__RECORDS SHOWN__:
┄┄┄┄┄┄┄┄┄┄┄┄┄┄┄┄┄┄┄┄

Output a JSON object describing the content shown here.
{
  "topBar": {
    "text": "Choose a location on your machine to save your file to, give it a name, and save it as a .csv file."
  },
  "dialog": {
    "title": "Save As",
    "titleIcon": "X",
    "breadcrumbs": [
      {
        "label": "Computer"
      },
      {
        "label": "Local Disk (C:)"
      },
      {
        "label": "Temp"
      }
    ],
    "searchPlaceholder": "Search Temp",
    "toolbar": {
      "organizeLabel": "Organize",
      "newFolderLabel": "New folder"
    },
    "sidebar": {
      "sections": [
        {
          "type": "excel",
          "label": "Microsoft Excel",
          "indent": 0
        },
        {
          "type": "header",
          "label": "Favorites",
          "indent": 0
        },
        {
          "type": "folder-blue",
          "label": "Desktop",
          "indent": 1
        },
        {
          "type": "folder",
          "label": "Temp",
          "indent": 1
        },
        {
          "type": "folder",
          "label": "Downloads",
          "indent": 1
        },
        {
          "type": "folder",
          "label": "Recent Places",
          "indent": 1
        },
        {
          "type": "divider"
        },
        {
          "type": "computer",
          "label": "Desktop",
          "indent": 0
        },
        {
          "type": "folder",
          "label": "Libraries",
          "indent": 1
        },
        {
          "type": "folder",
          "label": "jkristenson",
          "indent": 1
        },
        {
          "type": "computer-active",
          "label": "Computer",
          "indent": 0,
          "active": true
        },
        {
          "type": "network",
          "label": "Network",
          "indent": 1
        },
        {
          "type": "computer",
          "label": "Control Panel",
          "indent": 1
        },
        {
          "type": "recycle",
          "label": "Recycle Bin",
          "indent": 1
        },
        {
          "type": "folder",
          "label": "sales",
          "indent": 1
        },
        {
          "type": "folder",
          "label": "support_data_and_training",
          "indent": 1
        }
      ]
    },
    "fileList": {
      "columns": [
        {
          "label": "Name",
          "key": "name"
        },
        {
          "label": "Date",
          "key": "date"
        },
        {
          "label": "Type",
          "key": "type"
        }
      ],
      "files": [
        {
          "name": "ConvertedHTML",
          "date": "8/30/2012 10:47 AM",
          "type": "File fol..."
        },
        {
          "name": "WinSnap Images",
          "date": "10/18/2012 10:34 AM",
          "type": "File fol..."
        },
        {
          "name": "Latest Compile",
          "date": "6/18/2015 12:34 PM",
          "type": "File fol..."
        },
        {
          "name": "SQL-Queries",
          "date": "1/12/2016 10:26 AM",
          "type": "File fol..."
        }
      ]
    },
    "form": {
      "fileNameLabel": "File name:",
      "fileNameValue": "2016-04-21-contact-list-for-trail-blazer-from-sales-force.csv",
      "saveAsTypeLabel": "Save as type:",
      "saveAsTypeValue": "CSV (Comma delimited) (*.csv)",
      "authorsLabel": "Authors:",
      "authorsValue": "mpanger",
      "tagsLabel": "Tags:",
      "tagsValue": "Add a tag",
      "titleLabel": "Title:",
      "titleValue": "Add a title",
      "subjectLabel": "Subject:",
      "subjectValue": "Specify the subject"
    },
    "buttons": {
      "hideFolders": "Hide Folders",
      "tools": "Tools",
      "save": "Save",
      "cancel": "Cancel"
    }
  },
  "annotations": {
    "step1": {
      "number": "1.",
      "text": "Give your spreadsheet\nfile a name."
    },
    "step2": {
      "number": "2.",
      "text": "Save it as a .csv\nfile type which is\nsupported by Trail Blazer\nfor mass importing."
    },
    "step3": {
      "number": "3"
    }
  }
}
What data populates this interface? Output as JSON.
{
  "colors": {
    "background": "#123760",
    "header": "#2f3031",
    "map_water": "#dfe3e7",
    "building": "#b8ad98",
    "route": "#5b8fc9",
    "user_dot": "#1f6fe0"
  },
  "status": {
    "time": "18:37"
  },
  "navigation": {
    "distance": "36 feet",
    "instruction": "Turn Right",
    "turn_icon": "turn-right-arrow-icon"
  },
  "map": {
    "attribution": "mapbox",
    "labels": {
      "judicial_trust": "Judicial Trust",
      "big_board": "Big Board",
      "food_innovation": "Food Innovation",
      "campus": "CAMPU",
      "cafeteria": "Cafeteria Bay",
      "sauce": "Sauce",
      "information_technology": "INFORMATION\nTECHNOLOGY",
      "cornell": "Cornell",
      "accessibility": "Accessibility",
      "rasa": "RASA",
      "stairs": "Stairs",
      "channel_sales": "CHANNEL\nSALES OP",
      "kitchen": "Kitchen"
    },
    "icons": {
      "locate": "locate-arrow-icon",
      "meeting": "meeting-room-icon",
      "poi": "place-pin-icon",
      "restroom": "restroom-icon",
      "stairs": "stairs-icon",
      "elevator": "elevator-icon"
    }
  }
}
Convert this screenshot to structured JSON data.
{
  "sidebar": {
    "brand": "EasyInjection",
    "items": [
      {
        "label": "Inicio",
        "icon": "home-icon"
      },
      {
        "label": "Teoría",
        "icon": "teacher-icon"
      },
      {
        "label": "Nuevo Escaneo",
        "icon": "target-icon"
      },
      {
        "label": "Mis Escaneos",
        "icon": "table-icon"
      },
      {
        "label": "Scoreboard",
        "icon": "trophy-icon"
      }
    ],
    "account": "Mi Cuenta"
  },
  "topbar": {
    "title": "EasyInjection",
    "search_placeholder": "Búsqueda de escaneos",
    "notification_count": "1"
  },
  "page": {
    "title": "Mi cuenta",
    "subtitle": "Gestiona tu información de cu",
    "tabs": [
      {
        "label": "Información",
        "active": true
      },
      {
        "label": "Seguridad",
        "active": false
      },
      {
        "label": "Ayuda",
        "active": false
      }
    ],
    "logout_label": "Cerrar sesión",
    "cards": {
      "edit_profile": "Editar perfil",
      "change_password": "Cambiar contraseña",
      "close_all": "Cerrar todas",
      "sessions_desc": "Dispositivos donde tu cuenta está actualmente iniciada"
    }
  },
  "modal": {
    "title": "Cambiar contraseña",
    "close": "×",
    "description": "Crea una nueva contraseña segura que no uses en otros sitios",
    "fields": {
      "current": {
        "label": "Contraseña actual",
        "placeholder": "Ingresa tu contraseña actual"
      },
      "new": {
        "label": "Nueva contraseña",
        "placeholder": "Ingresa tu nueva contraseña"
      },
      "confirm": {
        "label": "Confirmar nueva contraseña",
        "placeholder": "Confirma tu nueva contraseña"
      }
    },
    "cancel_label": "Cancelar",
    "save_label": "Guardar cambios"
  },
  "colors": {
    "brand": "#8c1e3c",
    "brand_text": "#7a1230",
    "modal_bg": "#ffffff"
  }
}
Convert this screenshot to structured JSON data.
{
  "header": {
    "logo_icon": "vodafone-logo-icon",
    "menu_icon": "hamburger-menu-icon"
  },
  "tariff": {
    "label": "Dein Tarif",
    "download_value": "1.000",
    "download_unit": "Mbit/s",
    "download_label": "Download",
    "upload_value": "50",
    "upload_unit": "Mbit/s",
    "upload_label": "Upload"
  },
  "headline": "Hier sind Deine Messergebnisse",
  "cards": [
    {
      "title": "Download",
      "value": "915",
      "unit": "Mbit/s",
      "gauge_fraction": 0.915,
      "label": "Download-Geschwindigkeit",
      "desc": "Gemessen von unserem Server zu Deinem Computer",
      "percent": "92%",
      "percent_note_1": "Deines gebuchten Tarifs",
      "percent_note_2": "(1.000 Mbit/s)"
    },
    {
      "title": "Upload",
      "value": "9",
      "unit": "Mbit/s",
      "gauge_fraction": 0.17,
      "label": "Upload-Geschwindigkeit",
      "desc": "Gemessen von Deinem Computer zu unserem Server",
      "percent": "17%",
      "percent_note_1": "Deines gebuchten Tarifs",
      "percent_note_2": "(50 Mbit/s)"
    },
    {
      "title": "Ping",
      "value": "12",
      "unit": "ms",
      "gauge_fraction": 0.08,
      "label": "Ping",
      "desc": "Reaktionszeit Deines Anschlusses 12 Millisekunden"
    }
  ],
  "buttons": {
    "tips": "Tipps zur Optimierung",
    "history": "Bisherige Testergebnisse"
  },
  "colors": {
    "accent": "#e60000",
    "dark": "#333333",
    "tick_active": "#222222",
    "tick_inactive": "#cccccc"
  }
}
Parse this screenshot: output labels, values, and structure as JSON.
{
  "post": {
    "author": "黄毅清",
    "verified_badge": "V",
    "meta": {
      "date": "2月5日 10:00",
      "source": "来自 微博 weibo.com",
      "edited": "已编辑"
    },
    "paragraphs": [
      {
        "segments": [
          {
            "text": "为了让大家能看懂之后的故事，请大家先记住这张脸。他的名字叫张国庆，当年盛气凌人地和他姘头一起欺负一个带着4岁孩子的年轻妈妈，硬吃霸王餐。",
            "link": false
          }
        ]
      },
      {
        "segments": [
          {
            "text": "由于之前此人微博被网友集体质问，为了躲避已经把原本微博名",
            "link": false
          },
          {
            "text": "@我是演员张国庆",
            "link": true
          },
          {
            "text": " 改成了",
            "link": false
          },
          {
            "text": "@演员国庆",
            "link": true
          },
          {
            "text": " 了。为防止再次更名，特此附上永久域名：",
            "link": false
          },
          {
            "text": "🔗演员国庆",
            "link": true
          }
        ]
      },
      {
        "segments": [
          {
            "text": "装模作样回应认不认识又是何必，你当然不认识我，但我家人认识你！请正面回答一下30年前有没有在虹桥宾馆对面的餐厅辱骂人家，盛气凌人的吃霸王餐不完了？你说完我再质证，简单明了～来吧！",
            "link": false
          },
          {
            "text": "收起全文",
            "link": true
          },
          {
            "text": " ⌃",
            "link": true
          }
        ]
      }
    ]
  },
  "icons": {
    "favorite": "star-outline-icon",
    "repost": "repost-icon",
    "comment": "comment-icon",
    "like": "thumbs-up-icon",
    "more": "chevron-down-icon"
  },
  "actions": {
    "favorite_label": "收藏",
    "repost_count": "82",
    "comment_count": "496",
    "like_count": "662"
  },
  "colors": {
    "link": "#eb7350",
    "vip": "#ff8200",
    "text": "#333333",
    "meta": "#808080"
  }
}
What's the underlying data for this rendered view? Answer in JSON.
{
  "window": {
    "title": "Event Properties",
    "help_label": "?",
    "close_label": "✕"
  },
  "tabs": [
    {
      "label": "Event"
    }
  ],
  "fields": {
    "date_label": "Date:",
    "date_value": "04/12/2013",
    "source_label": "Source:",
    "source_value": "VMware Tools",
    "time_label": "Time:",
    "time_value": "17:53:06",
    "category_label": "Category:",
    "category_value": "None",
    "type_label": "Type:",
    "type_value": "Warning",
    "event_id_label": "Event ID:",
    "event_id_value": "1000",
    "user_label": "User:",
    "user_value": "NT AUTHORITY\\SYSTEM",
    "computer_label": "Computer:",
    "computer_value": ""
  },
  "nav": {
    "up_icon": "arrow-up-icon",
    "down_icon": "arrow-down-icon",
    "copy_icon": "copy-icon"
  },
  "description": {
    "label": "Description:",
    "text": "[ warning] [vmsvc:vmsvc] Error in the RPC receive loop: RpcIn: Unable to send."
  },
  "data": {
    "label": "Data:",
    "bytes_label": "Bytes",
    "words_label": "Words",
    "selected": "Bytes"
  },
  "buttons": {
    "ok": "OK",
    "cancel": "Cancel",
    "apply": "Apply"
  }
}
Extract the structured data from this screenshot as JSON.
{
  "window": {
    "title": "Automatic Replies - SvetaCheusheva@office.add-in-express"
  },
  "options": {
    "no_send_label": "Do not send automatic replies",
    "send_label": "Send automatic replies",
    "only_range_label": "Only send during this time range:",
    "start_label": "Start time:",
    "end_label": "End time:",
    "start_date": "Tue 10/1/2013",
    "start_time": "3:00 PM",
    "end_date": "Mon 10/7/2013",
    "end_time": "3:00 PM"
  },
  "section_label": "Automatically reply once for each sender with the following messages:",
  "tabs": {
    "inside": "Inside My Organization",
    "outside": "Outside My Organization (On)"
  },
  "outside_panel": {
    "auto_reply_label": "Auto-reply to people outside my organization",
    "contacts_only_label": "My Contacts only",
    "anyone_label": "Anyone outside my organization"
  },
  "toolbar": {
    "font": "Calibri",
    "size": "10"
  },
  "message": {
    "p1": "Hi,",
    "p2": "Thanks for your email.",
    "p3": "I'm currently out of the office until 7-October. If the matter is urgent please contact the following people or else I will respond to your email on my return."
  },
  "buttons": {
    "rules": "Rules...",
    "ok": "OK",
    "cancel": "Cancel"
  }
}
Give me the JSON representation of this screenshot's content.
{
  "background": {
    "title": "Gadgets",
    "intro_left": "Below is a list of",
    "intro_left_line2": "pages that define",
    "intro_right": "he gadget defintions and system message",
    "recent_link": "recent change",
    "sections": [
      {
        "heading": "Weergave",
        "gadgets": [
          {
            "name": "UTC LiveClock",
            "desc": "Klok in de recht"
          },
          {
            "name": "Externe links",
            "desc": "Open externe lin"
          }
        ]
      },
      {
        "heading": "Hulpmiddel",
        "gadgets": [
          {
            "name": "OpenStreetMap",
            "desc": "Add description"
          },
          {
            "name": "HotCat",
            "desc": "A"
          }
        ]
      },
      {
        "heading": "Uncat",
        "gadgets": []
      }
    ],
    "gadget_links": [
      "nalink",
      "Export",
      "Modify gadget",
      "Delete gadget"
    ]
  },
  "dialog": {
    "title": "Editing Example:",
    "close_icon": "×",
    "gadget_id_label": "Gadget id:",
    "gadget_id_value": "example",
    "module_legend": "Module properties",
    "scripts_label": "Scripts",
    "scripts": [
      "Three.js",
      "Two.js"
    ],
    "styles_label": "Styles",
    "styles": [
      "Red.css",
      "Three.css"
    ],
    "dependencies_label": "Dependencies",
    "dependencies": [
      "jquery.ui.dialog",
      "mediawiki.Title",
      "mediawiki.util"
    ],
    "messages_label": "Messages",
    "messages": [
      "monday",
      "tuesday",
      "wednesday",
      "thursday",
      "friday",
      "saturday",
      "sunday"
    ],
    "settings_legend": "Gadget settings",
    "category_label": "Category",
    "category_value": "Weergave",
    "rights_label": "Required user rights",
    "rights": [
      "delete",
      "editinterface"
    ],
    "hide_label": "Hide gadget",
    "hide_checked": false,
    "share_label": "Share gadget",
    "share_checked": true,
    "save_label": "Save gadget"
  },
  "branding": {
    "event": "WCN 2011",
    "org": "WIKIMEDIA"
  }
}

┄┄┄┄┄┄┄┄┄┄┄┄┄┄┄┄┄┄┄┄

__GOAL__: Your task is to list each line of the records with the word "this".

__TASK RESULT__:
What data populates this interface? Output as JSON.
Convert this screenshot to structured JSON data.
Convert this screenshot to structured JSON data.
Parse this screenshot: output labels, values, and structure as JSON.
What's the underlying data for this rendered view? Answer in JSON.
Extract the structured data from this screenshot as JSON.
    "only_range_label": "Only send during this time range:",
Give me the JSON representation of this screenshot's content.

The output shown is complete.